---------- Records provided ----------

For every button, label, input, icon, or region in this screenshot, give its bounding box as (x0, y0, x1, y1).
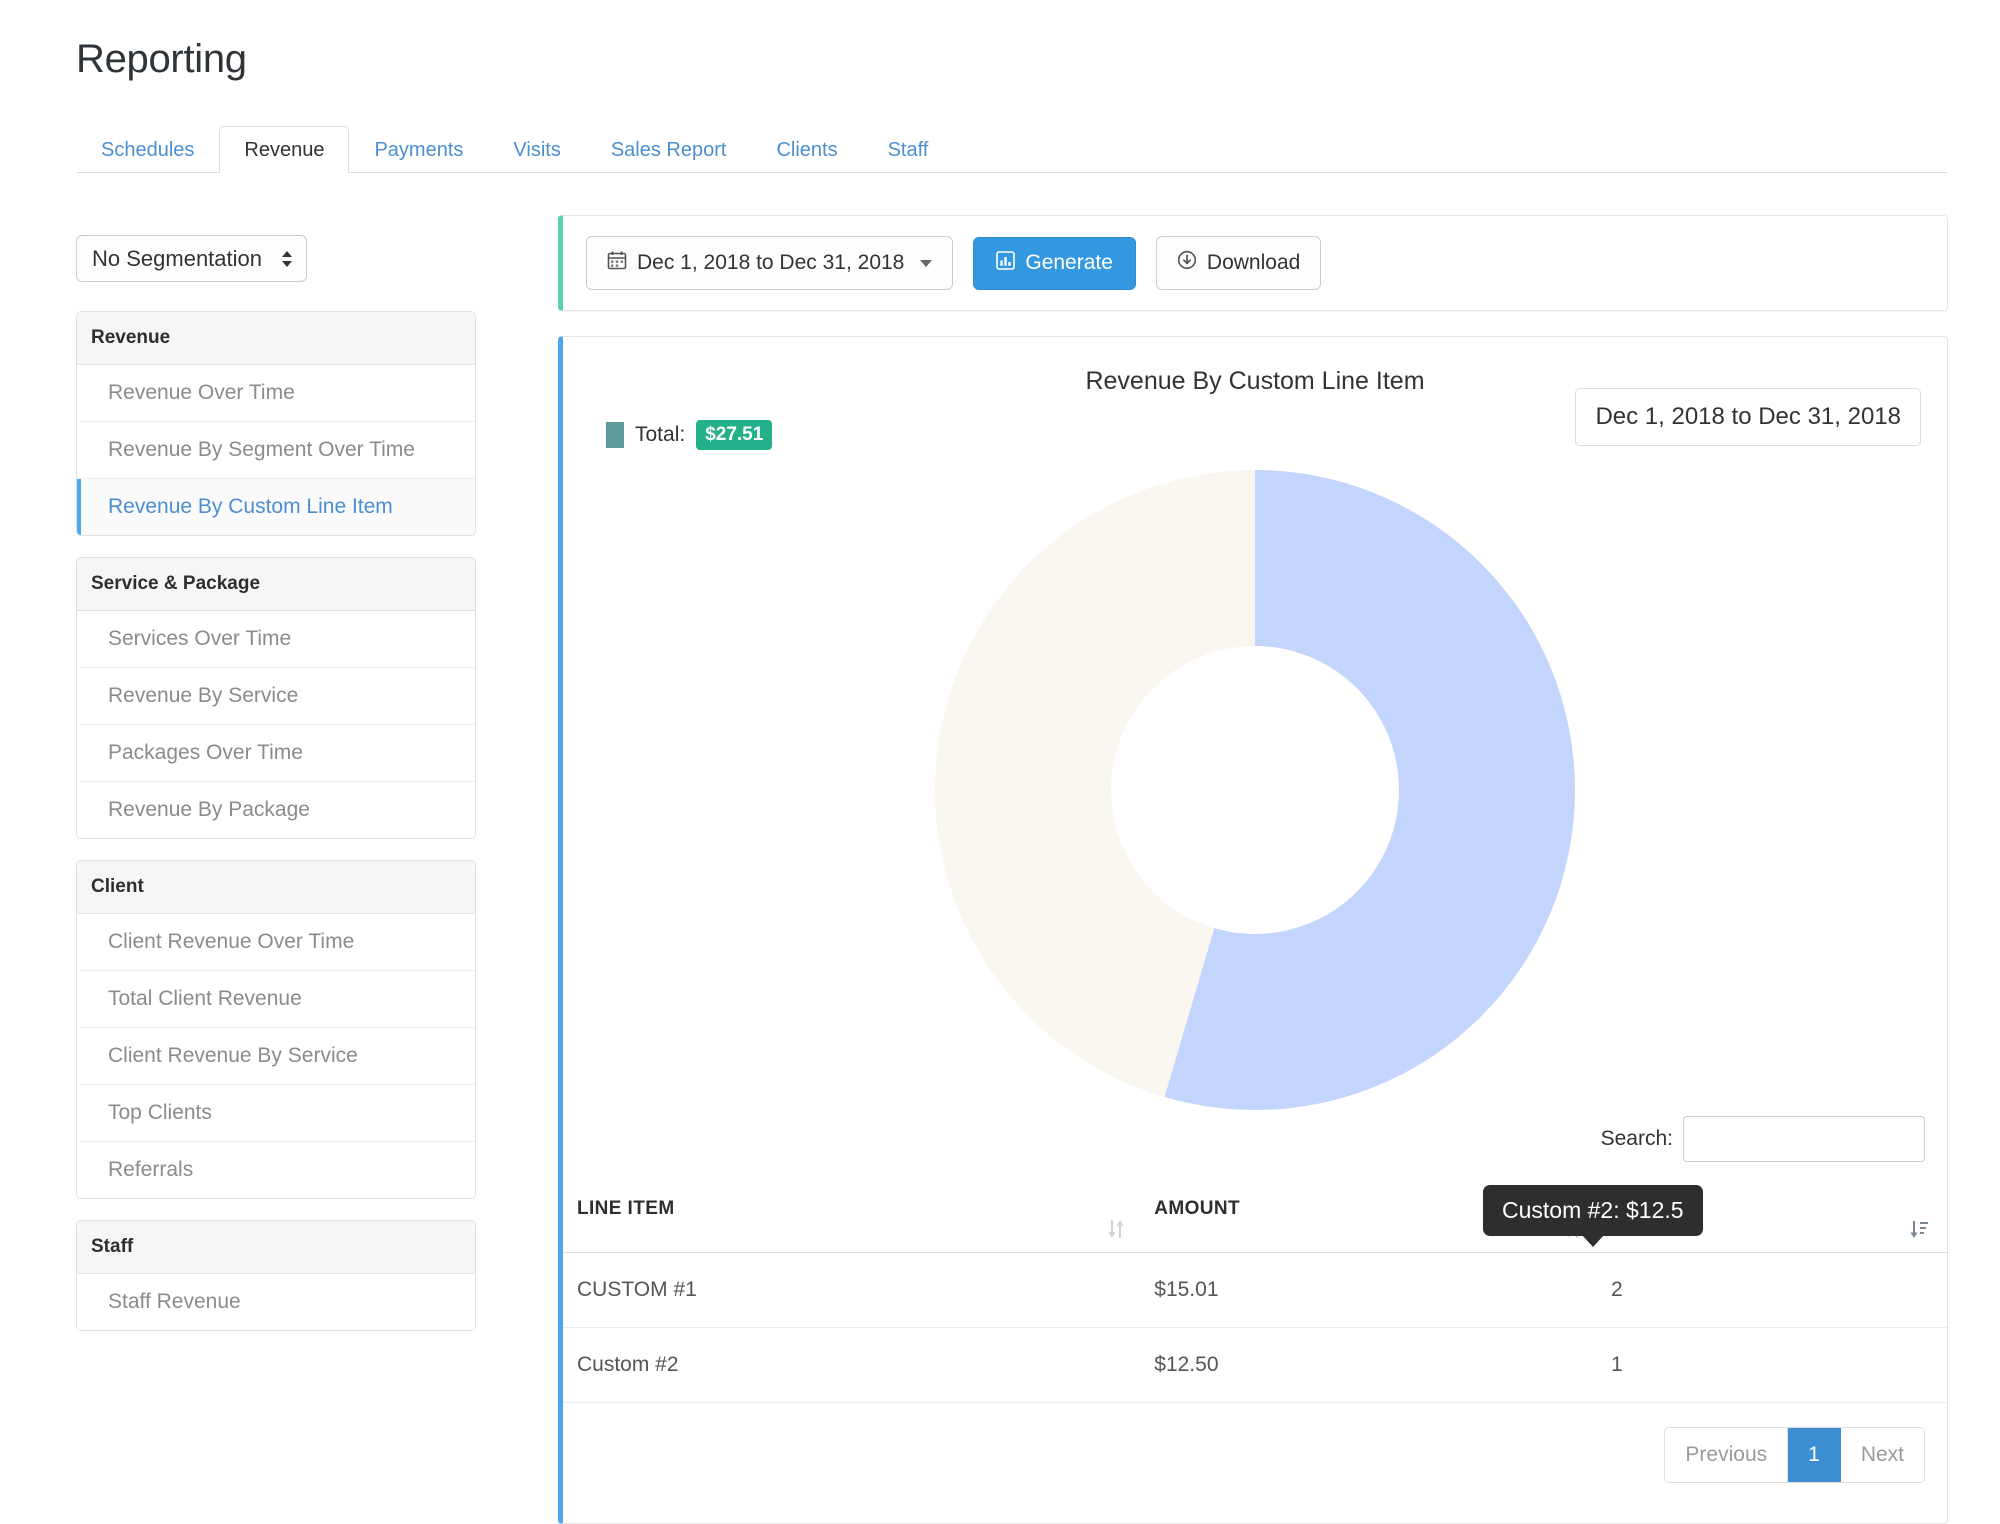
sidebar-report-groups: Revenue Revenue Over Time Revenue By Segme… (76, 311, 476, 1331)
sidebar-item-total-client-revenue[interactable]: Total Client Revenue (77, 971, 475, 1028)
donut-chart: Custom #2: $12.5 (563, 470, 1947, 1236)
generate-button[interactable]: Generate (973, 236, 1136, 290)
download-label: Download (1206, 251, 1301, 274)
table-row[interactable]: CUSTOM #1 $15.01 2 (563, 1252, 1947, 1328)
sidebar-group-heading: Service & Package (77, 558, 475, 611)
chart-tooltip: Custom #2: $12.5 (1483, 1185, 1703, 1236)
tab-visits[interactable]: Visits (488, 126, 585, 173)
sidebar-item-client-revenue-over-time[interactable]: Client Revenue Over Time (77, 914, 475, 971)
sidebar-group: Staff Staff Revenue (76, 1220, 476, 1331)
pagination-previous[interactable]: Previous (1665, 1428, 1789, 1482)
sidebar-group-heading: Revenue (77, 312, 475, 365)
pagination-row: Previous 1 Next (563, 1403, 1947, 1523)
chart-legend: Total: $27.51 (606, 420, 773, 450)
sort-toggle-icon (1106, 1218, 1126, 1244)
chart-date-range-badge: Dec 1, 2018 to Dec 31, 2018 (1575, 388, 1921, 446)
pagination: Previous 1 Next (1664, 1427, 1925, 1483)
sidebar-item-revenue-by-package[interactable]: Revenue By Package (77, 782, 475, 838)
table-header-row: LINE ITEMAMOUNTCOUNT (563, 1184, 1947, 1253)
table-row[interactable]: Custom #2 $12.50 1 (563, 1327, 1947, 1403)
segmentation-select-wrapper: No Segmentation (76, 235, 307, 282)
download-button[interactable]: Download (1155, 236, 1322, 290)
sidebar-group: Revenue Revenue Over Time Revenue By Segme… (76, 311, 476, 536)
table-body: CUSTOM #1 $15.01 2 Custom #2 $12.50 1 (563, 1252, 1947, 1403)
sidebar-item-revenue-by-service[interactable]: Revenue By Service (77, 668, 475, 725)
pagination-next[interactable]: Next (1840, 1428, 1924, 1482)
cell-amount: $12.50 (1144, 1327, 1601, 1403)
cell-line-item: CUSTOM #1 (563, 1252, 1145, 1328)
column-header-label: LINE ITEM (577, 1198, 675, 1219)
tab-payments[interactable]: Payments (349, 126, 488, 173)
bar-chart-icon (996, 250, 1016, 276)
cell-amount: $15.01 (1144, 1252, 1601, 1328)
sidebar-item-staff-revenue[interactable]: Staff Revenue (77, 1274, 475, 1330)
legend-total-value: $27.51 (696, 420, 773, 450)
report-table: LINE ITEMAMOUNTCOUNT CUSTOM #1$15.012Cus… (563, 1184, 1947, 1403)
segmentation-select[interactable]: No Segmentation (76, 235, 307, 282)
donut-hole (1111, 646, 1399, 934)
sidebar-item-client-revenue-by-service[interactable]: Client Revenue By Service (77, 1028, 475, 1085)
cell-count: 2 (1600, 1252, 1947, 1328)
date-range-label: Dec 1, 2018 to Dec 31, 2018 (637, 251, 905, 274)
chevron-down-icon (920, 259, 933, 267)
search-label: Search: (1600, 1127, 1673, 1150)
tab-staff[interactable]: Staff (863, 126, 954, 173)
legend-swatch-icon (606, 422, 624, 448)
calendar-icon (607, 250, 627, 276)
sidebar-item-revenue-by-custom-line-item[interactable]: Revenue By Custom Line Item (77, 479, 475, 535)
cell-line-item: Custom #2 (563, 1327, 1145, 1403)
cell-count: 1 (1600, 1327, 1947, 1403)
tab-bar: Schedules Revenue Payments Visits Sales Repo… (76, 126, 1948, 173)
report-panel: Revenue By Custom Line Item Total: $27.5… (558, 336, 1948, 1524)
main-content: Dec 1, 2018 to Dec 31, 2018 Generate Dow… (558, 215, 1948, 1524)
sidebar-group: Service & Package Services Over Time Reven… (76, 557, 476, 839)
pagination-page-1[interactable]: 1 (1788, 1428, 1841, 1482)
sidebar-group-heading: Staff (77, 1221, 475, 1274)
page-title: Reporting (76, 37, 247, 81)
sidebar: No Segmentation Revenue Revenue Over Time… (76, 235, 476, 1352)
sidebar-group: Client Client Revenue Over Time Total Clie… (76, 860, 476, 1199)
sidebar-item-services-over-time[interactable]: Services Over Time (77, 611, 475, 668)
sort-descending-icon (1909, 1218, 1929, 1244)
tab-schedules[interactable]: Schedules (76, 126, 219, 173)
sidebar-item-top-clients[interactable]: Top Clients (77, 1085, 475, 1142)
report-toolbar: Dec 1, 2018 to Dec 31, 2018 Generate Dow… (558, 215, 1948, 311)
legend-total-label: Total: (635, 423, 686, 446)
tab-sales-report[interactable]: Sales Report (586, 126, 752, 173)
sidebar-item-revenue-by-segment-over-time[interactable]: Revenue By Segment Over Time (77, 422, 475, 479)
chart-legend-row: Total: $27.51 Dec 1, 2018 to Dec 31, 201… (563, 388, 1947, 470)
sidebar-item-packages-over-time[interactable]: Packages Over Time (77, 725, 475, 782)
generate-label: Generate (1025, 251, 1113, 274)
sidebar-item-referrals[interactable]: Referrals (77, 1142, 475, 1198)
sidebar-item-revenue-over-time[interactable]: Revenue Over Time (77, 365, 475, 422)
download-circle-icon (1177, 250, 1197, 276)
column-header-label: AMOUNT (1154, 1198, 1241, 1219)
tab-clients[interactable]: Clients (751, 126, 862, 173)
sidebar-group-heading: Client (77, 861, 475, 914)
column-header-line-item[interactable]: LINE ITEM (563, 1184, 1145, 1253)
tab-revenue[interactable]: Revenue (219, 126, 350, 173)
table-head: LINE ITEMAMOUNTCOUNT (563, 1184, 1947, 1253)
date-range-picker[interactable]: Dec 1, 2018 to Dec 31, 2018 (586, 236, 954, 290)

----------

▸ **Task goal**: Convert the data above into a Markdown table with the columns Row and Line, giving each nonblank line its own numbered row and leaving out the pictures.

▸ **The completed task**:
| Row | Line |
|---|---|
| 1 | For every button, label, input, icon, or region in this screenshot, give its bounding box as (x0, y0, x1, y1). |
| 2 | sidebar-report-groups: Revenue Revenue Over Time Revenue By Segme… (76, 311, 476, 1331) |
| 3 | sidebar-item-total-client-revenue[interactable]: Total Client Revenue (77, 971, 475, 1028) |
| 4 | donut-chart: Custom #2: $12.5 (563, 470, 1947, 1236) |
| 5 | generate-button[interactable]: Generate (973, 236, 1136, 290) |
| 6 | download-label: Download (1206, 251, 1301, 274) |
| 7 | table-row[interactable]: CUSTOM #1 $15.01 2 (563, 1252, 1947, 1328) |
| 8 | sidebar-group-heading: Service & Package (77, 558, 475, 611) |
| 9 | chart-tooltip: Custom #2: $12.5 (1483, 1185, 1703, 1236) |
| 10 | tab-visits[interactable]: Visits (488, 126, 585, 173) |
| 11 | sidebar-item-client-revenue-over-time[interactable]: Client Revenue Over Time (77, 914, 475, 971) |
| 12 | sidebar-group: Staff Staff Revenue (76, 1220, 476, 1331) |
| 13 | pagination-previous[interactable]: Previous (1665, 1428, 1789, 1482) |
| 14 | sidebar-group-heading: Revenue (77, 312, 475, 365) |
| 15 | pagination-row: Previous 1 Next (563, 1403, 1947, 1523) |
| 16 | chart-legend: Total: $27.51 (606, 420, 773, 450) |
| 17 | sort-toggle-icon (1106, 1218, 1126, 1244) |
| 18 | chart-date-range-badge: Dec 1, 2018 to Dec 31, 2018 (1575, 388, 1921, 446) |
| 19 | pagination: Previous 1 Next (1664, 1427, 1925, 1483) |
| 20 | sidebar-item-revenue-by-package[interactable]: Revenue By Package (77, 782, 475, 838) |
| 21 | table-header-row: LINE ITEMAMOUNTCOUNT (563, 1184, 1947, 1253) |
| 22 | table-row[interactable]: Custom #2 $12.50 1 (563, 1327, 1947, 1403) |
| 23 | segmentation-select-wrapper: No Segmentation (76, 235, 307, 282) |
| 24 | download-button[interactable]: Download (1155, 236, 1322, 290) |
| 25 | sidebar-group: Revenue Revenue Over Time Revenue By Segme… (76, 311, 476, 536) |
| 26 | table-body: CUSTOM #1 $15.01 2 Custom #2 $12.50 1 (563, 1252, 1947, 1403) |
| 27 | sidebar-item-revenue-by-service[interactable]: Revenue By Service (77, 668, 475, 725) |
| 28 | pagination-next[interactable]: Next (1840, 1428, 1924, 1482) |
| 29 | cell-amount: $12.50 (1144, 1327, 1601, 1403) |
| 30 | cell-line-item: CUSTOM #1 (563, 1252, 1145, 1328) |
| 31 | column-header-label: LINE ITEM (577, 1198, 675, 1219) |
| 32 | tab-payments[interactable]: Payments (349, 126, 488, 173) |
| 33 | bar-chart-icon (996, 250, 1016, 276) |
| 34 | cell-amount: $15.01 (1144, 1252, 1601, 1328) |
| 35 | sidebar-item-staff-revenue[interactable]: Staff Revenue (77, 1274, 475, 1330) |
| 36 | legend-total-value: $27.51 (696, 420, 773, 450) |
| 37 | report-table: LINE ITEMAMOUNTCOUNT CUSTOM #1$15.012Cus… (563, 1184, 1947, 1403) |
| 38 | segmentation-select[interactable]: No Segmentation (76, 235, 307, 282) |
| 39 | donut-hole (1111, 646, 1399, 934) |
| 40 | sidebar-item-client-revenue-by-service[interactable]: Client Revenue By Service (77, 1028, 475, 1085) |
| 41 | cell-count: 2 (1600, 1252, 1947, 1328) |
| 42 | date-range-label: Dec 1, 2018 to Dec 31, 2018 (637, 251, 905, 274) |
| 43 | chevron-down-icon (920, 259, 933, 267) |
| 44 | search-label: Search: (1600, 1127, 1673, 1150) |
| 45 | tab-staff[interactable]: Staff (863, 126, 954, 173) |
| 46 | legend-swatch-icon (606, 422, 624, 448) |
| 47 | calendar-icon (607, 250, 627, 276) |
| 48 | sidebar-item-revenue-by-custom-line-item[interactable]: Revenue By Custom Line Item (77, 479, 475, 535) |
| 49 | cell-line-item: Custom #2 (563, 1327, 1145, 1403) |
| 50 | cell-count: 1 (1600, 1327, 1947, 1403) |
| 51 | tab-bar: Schedules Revenue Payments Visits Sales Repo… (76, 126, 1948, 173) |
| 52 | report-panel: Revenue By Custom Line Item Total: $27.5… (558, 336, 1948, 1524) |
| 53 | main-content: Dec 1, 2018 to Dec 31, 2018 Generate Dow… (558, 215, 1948, 1524) |
| 54 | sidebar-group: Service & Package Services Over Time Reven… (76, 557, 476, 839) |
| 55 | pagination-page-1[interactable]: 1 (1788, 1428, 1841, 1482) |
| 56 | sidebar-group-heading: Staff (77, 1221, 475, 1274) |
| 57 | page-title: Reporting (76, 37, 247, 81) |
| 58 | sidebar: No Segmentation Revenue Revenue Over Time… (76, 235, 476, 1352) |
| 59 | sidebar-group: Client Client Revenue Over Time Total Clie… (76, 860, 476, 1199) |
| 60 | sidebar-item-services-over-time[interactable]: Services Over Time (77, 611, 475, 668) |
| 61 | sort-descending-icon (1909, 1218, 1929, 1244) |
| 62 | tab-schedules[interactable]: Schedules (76, 126, 219, 173) |
| 63 | sidebar-item-top-clients[interactable]: Top Clients (77, 1085, 475, 1142) |
| 64 | report-toolbar: Dec 1, 2018 to Dec 31, 2018 Generate Dow… (558, 215, 1948, 311) |
| 65 | legend-total-label: Total: (635, 423, 686, 446) |
| 66 | tab-sales-report[interactable]: Sales Report (586, 126, 752, 173) |
| 67 | sidebar-item-revenue-by-segment-over-time[interactable]: Revenue By Segment Over Time (77, 422, 475, 479) |
| 68 | chart-legend-row: Total: $27.51 Dec 1, 2018 to Dec 31, 201… (563, 388, 1947, 470) |
| 69 | sidebar-item-packages-over-time[interactable]: Packages Over Time (77, 725, 475, 782) |
| 70 | generate-label: Generate (1025, 251, 1113, 274) |
| 71 | sidebar-item-referrals[interactable]: Referrals (77, 1142, 475, 1198) |
| 72 | sidebar-item-revenue-over-time[interactable]: Revenue Over Time (77, 365, 475, 422) |
| 73 | download-circle-icon (1177, 250, 1197, 276) |
| 74 | column-header-label: AMOUNT (1154, 1198, 1241, 1219) |
| 75 | tab-clients[interactable]: Clients (751, 126, 862, 173) |
| 76 | sidebar-group-heading: Client (77, 861, 475, 914) |
| 77 | column-header-line-item[interactable]: LINE ITEM (563, 1184, 1145, 1253) |
| 78 | tab-revenue[interactable]: Revenue (219, 126, 350, 173) |
| 79 | table-head: LINE ITEMAMOUNTCOUNT (563, 1184, 1947, 1253) |
| 80 | date-range-picker[interactable]: Dec 1, 2018 to Dec 31, 2018 (586, 236, 954, 290) |